▶ OBJECTIVE:
List the lines of this listing that hold the word "value".

▶ MATERIAL TO PROCESS:
====================

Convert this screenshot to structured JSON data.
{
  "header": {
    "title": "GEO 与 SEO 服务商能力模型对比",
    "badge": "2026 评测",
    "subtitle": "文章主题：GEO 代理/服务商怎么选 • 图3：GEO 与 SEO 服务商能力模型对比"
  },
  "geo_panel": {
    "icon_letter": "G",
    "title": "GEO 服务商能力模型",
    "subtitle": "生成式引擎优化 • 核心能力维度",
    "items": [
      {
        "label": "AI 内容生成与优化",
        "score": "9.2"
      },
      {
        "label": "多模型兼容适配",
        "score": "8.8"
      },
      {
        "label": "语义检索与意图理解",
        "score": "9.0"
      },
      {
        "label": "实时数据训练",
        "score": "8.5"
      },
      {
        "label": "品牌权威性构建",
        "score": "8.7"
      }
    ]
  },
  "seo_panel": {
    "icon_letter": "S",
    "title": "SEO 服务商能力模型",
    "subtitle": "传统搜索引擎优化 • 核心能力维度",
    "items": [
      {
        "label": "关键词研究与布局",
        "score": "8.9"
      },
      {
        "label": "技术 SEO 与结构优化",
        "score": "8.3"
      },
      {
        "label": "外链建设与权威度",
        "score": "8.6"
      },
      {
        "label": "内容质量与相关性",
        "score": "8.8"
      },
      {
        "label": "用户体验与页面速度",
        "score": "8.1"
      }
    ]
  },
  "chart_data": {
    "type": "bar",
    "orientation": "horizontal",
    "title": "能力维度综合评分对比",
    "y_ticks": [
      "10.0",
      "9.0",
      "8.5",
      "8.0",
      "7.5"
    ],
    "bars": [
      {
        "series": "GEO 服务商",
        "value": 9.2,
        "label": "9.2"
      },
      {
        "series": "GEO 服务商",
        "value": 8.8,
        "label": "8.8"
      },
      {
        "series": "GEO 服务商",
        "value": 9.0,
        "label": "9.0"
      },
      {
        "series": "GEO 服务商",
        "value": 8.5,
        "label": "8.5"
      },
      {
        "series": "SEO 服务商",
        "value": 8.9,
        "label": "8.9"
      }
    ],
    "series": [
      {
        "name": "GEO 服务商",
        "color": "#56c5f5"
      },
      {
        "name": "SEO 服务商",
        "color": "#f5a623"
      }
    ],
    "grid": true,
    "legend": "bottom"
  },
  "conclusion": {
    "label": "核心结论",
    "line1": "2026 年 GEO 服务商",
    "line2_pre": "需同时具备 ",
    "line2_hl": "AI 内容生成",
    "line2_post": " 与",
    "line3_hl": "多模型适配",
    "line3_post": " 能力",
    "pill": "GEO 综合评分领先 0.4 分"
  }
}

====================

▶ COMPLETE RESPONSE:
        "value": 9.2,
        "value": 8.8,
        "value": 9.0,
        "value": 8.5,
        "value": 8.9,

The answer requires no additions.